Material shown:

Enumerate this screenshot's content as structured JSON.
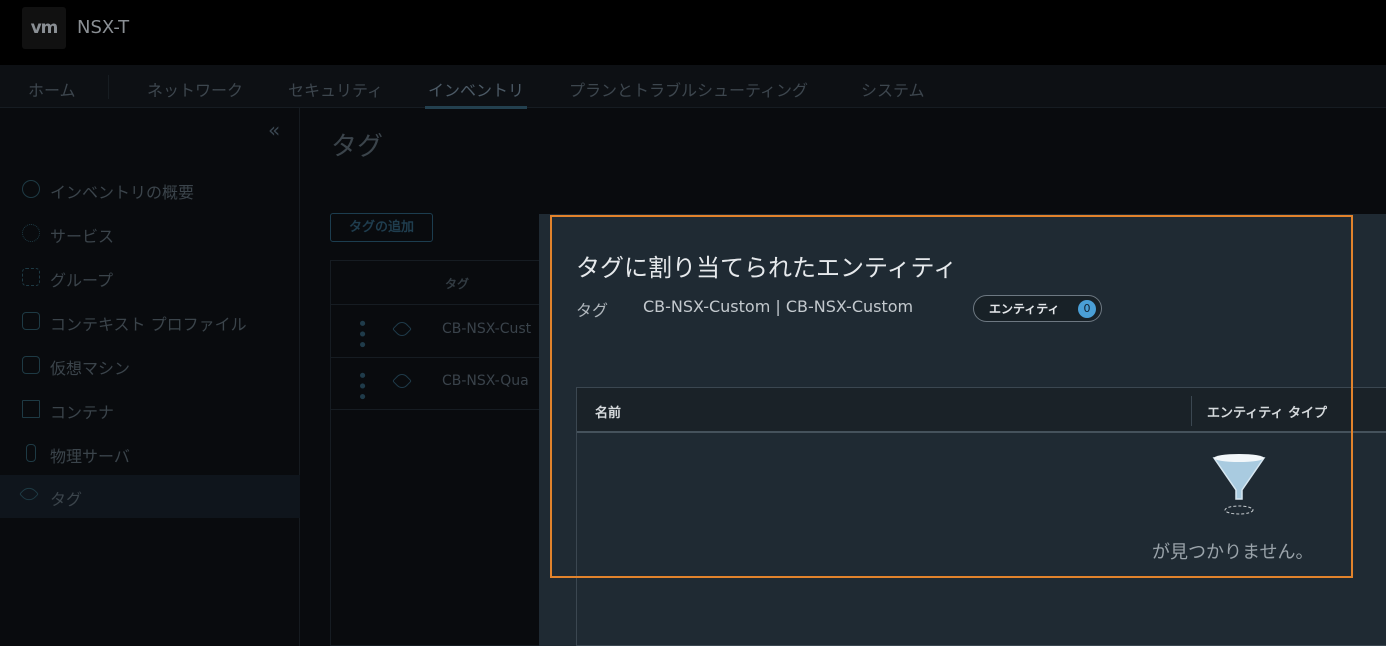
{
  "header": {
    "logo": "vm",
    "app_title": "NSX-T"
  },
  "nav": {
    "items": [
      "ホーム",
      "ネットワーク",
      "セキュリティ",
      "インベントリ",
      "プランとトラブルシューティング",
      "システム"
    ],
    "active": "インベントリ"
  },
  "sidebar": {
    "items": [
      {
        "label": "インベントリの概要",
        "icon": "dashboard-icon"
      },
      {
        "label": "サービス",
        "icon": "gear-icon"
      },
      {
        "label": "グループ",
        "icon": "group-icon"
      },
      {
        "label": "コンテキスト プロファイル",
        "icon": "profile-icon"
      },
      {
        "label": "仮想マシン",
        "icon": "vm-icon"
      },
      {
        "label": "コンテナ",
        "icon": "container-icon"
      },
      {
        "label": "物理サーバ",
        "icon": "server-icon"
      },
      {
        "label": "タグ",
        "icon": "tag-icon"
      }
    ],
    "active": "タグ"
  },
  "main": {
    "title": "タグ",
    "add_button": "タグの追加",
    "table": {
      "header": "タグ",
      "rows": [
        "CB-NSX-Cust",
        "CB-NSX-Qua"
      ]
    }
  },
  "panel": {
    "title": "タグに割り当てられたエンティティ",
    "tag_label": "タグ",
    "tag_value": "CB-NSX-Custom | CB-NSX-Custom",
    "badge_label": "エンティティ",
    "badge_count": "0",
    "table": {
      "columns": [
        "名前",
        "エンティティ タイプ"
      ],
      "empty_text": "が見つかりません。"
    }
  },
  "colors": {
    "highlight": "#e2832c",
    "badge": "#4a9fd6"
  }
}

Task: Quote every line of the records above exactly; no picture is to be copied.

Response:
Enumerate this screenshot's content as structured JSON.
{
  "header": {
    "logo": "vm",
    "app_title": "NSX-T"
  },
  "nav": {
    "items": [
      "ホーム",
      "ネットワーク",
      "セキュリティ",
      "インベントリ",
      "プランとトラブルシューティング",
      "システム"
    ],
    "active": "インベントリ"
  },
  "sidebar": {
    "items": [
      {
        "label": "インベントリの概要",
        "icon": "dashboard-icon"
      },
      {
        "label": "サービス",
        "icon": "gear-icon"
      },
      {
        "label": "グループ",
        "icon": "group-icon"
      },
      {
        "label": "コンテキスト プロファイル",
        "icon": "profile-icon"
      },
      {
        "label": "仮想マシン",
        "icon": "vm-icon"
      },
      {
        "label": "コンテナ",
        "icon": "container-icon"
      },
      {
        "label": "物理サーバ",
        "icon": "server-icon"
      },
      {
        "label": "タグ",
        "icon": "tag-icon"
      }
    ],
    "active": "タグ"
  },
  "main": {
    "title": "タグ",
    "add_button": "タグの追加",
    "table": {
      "header": "タグ",
      "rows": [
        "CB-NSX-Cust",
        "CB-NSX-Qua"
      ]
    }
  },
  "panel": {
    "title": "タグに割り当てられたエンティティ",
    "tag_label": "タグ",
    "tag_value": "CB-NSX-Custom | CB-NSX-Custom",
    "badge_label": "エンティティ",
    "badge_count": "0",
    "table": {
      "columns": [
        "名前",
        "エンティティ タイプ"
      ],
      "empty_text": "が見つかりません。"
    }
  },
  "colors": {
    "highlight": "#e2832c",
    "badge": "#4a9fd6"
  }
}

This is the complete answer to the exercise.